>>>

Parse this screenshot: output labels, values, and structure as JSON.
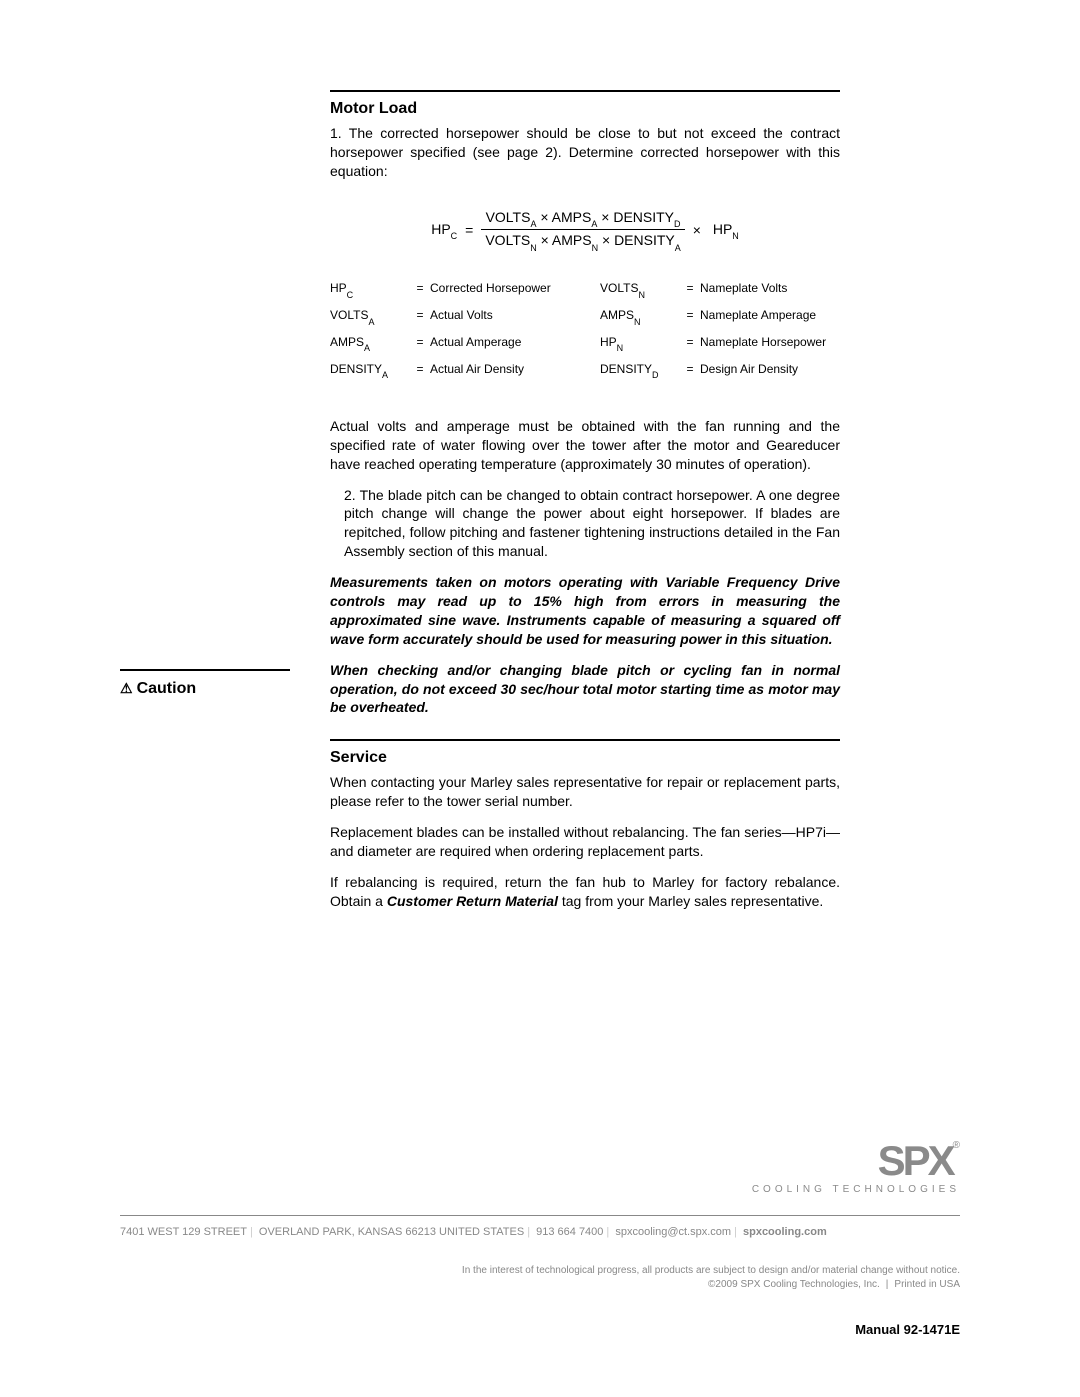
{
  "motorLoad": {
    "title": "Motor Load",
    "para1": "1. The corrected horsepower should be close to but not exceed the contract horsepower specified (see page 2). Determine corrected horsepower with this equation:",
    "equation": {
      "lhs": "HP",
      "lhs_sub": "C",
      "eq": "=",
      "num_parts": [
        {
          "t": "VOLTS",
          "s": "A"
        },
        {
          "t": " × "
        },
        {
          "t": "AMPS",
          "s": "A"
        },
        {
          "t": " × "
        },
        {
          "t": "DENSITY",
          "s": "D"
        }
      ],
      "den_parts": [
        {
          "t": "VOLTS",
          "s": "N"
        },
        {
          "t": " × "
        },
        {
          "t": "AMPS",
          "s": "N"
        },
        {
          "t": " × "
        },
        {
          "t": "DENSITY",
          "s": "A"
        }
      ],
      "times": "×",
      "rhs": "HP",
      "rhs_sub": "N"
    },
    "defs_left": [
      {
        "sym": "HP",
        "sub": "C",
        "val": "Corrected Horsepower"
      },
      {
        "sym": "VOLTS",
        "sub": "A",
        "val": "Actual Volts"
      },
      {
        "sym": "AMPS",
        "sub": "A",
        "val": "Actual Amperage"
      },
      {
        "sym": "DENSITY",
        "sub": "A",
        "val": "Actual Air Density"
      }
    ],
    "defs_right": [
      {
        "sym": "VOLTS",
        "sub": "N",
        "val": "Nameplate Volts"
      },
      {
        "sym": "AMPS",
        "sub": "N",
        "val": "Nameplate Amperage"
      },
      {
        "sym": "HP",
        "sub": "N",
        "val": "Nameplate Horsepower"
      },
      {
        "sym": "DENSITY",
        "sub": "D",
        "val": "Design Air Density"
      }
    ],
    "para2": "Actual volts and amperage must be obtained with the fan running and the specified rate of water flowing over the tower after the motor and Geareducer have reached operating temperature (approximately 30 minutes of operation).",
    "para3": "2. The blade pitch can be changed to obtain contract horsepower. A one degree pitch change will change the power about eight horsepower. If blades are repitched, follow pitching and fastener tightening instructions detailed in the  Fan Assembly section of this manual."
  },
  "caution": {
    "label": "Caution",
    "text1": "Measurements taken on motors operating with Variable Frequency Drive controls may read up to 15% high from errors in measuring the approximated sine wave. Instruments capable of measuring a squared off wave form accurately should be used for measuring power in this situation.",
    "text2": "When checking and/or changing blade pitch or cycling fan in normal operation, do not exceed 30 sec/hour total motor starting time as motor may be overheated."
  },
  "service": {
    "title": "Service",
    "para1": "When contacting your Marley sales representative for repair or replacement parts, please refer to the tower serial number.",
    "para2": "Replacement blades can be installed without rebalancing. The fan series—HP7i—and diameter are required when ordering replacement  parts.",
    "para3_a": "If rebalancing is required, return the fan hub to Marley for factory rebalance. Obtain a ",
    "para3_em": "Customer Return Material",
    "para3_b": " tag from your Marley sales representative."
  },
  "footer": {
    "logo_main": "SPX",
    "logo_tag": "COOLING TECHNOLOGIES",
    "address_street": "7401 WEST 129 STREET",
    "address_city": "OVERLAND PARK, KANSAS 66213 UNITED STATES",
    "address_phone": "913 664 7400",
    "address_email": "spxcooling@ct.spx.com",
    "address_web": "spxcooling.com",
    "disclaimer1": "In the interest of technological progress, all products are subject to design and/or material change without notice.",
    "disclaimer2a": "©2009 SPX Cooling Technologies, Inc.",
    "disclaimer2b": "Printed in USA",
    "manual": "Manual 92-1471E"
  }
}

<<<

Leave the pictures out and reproduce each record exactly as written.

Parse this screenshot: output labels, values, and structure as JSON.
{
  "motorLoad": {
    "title": "Motor Load",
    "para1": "1. The corrected horsepower should be close to but not exceed the contract horsepower specified (see page 2). Determine corrected horsepower with this equation:",
    "equation": {
      "lhs": "HP",
      "lhs_sub": "C",
      "eq": "=",
      "num_parts": [
        {
          "t": "VOLTS",
          "s": "A"
        },
        {
          "t": " × "
        },
        {
          "t": "AMPS",
          "s": "A"
        },
        {
          "t": " × "
        },
        {
          "t": "DENSITY",
          "s": "D"
        }
      ],
      "den_parts": [
        {
          "t": "VOLTS",
          "s": "N"
        },
        {
          "t": " × "
        },
        {
          "t": "AMPS",
          "s": "N"
        },
        {
          "t": " × "
        },
        {
          "t": "DENSITY",
          "s": "A"
        }
      ],
      "times": "×",
      "rhs": "HP",
      "rhs_sub": "N"
    },
    "defs_left": [
      {
        "sym": "HP",
        "sub": "C",
        "val": "Corrected Horsepower"
      },
      {
        "sym": "VOLTS",
        "sub": "A",
        "val": "Actual Volts"
      },
      {
        "sym": "AMPS",
        "sub": "A",
        "val": "Actual Amperage"
      },
      {
        "sym": "DENSITY",
        "sub": "A",
        "val": "Actual Air Density"
      }
    ],
    "defs_right": [
      {
        "sym": "VOLTS",
        "sub": "N",
        "val": "Nameplate Volts"
      },
      {
        "sym": "AMPS",
        "sub": "N",
        "val": "Nameplate Amperage"
      },
      {
        "sym": "HP",
        "sub": "N",
        "val": "Nameplate Horsepower"
      },
      {
        "sym": "DENSITY",
        "sub": "D",
        "val": "Design Air Density"
      }
    ],
    "para2": "Actual volts and amperage must be obtained with the fan running and the specified rate of water flowing over the tower after the motor and Geareducer have reached operating temperature (approximately 30 minutes of operation).",
    "para3": "2. The blade pitch can be changed to obtain contract horsepower. A one degree pitch change will change the power about eight horsepower. If blades are repitched, follow pitching and fastener tightening instructions detailed in the  Fan Assembly section of this manual."
  },
  "caution": {
    "label": "Caution",
    "text1": "Measurements taken on motors operating with Variable Frequency Drive controls may read up to 15% high from errors in measuring the approximated sine wave. Instruments capable of measuring a squared off wave form accurately should be used for measuring power in this situation.",
    "text2": "When checking and/or changing blade pitch or cycling fan in normal operation, do not exceed 30 sec/hour total motor starting time as motor may be overheated."
  },
  "service": {
    "title": "Service",
    "para1": "When contacting your Marley sales representative for repair or replacement parts, please refer to the tower serial number.",
    "para2": "Replacement blades can be installed without rebalancing. The fan series—HP7i—and diameter are required when ordering replacement  parts.",
    "para3_a": "If rebalancing is required, return the fan hub to Marley for factory rebalance. Obtain a ",
    "para3_em": "Customer Return Material",
    "para3_b": " tag from your Marley sales representative."
  },
  "footer": {
    "logo_main": "SPX",
    "logo_tag": "COOLING TECHNOLOGIES",
    "address_street": "7401 WEST 129 STREET",
    "address_city": "OVERLAND PARK, KANSAS 66213 UNITED STATES",
    "address_phone": "913 664 7400",
    "address_email": "spxcooling@ct.spx.com",
    "address_web": "spxcooling.com",
    "disclaimer1": "In the interest of technological progress, all products are subject to design and/or material change without notice.",
    "disclaimer2a": "©2009 SPX Cooling Technologies, Inc.",
    "disclaimer2b": "Printed in USA",
    "manual": "Manual 92-1471E"
  }
}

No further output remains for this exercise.